## [EXERCISE BRIEF]
Count every line of the listing where the string "legend" occurs, and reply with the count alone.

Stored dataset items
◆ ◆ ◆
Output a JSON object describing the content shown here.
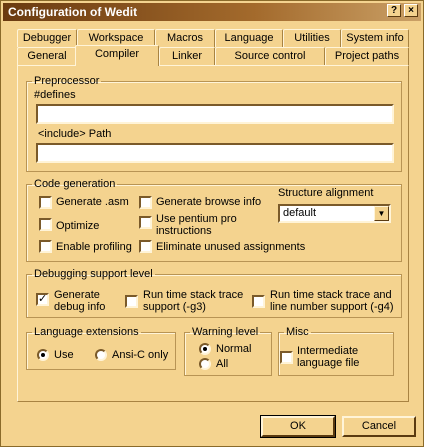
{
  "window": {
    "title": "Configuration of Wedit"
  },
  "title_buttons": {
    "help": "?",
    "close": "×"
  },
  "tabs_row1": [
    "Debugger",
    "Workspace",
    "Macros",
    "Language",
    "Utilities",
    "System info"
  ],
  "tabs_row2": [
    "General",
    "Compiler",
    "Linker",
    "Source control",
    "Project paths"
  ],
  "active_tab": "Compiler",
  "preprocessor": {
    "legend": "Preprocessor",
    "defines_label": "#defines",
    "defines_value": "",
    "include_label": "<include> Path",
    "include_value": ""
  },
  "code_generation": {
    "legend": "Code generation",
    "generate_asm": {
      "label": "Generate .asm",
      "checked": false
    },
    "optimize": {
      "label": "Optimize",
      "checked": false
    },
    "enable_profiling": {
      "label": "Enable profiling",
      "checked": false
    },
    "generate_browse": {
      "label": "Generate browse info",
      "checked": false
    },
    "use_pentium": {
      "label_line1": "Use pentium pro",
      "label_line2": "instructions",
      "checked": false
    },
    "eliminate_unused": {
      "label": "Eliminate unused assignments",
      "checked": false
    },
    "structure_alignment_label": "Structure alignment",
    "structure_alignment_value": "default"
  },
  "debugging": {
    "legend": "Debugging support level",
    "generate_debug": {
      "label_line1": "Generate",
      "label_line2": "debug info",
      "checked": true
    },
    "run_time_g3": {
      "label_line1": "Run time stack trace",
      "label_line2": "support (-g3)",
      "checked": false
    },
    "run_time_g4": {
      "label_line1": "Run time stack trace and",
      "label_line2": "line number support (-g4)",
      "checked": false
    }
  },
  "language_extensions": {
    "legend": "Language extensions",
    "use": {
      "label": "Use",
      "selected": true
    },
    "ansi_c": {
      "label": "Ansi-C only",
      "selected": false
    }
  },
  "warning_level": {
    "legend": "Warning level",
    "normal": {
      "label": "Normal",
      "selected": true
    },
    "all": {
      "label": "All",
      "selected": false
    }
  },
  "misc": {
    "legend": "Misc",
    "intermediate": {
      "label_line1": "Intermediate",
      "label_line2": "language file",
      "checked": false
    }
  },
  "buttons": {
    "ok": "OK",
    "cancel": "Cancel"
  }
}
◆ ◆ ◆
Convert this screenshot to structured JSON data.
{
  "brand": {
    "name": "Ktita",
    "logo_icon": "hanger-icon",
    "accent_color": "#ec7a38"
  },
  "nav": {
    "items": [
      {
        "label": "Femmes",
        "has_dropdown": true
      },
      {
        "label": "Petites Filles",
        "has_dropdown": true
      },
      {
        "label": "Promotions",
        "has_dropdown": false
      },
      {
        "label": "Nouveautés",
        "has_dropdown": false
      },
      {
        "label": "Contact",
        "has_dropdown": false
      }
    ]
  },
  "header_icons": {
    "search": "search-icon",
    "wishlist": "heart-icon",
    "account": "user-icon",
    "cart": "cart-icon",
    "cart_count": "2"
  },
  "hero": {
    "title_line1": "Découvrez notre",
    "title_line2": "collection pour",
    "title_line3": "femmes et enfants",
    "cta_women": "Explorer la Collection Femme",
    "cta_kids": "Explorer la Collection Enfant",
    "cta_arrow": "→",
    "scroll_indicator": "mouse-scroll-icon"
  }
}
◆ ◆ ◆
## [TASK OUTPUT]
6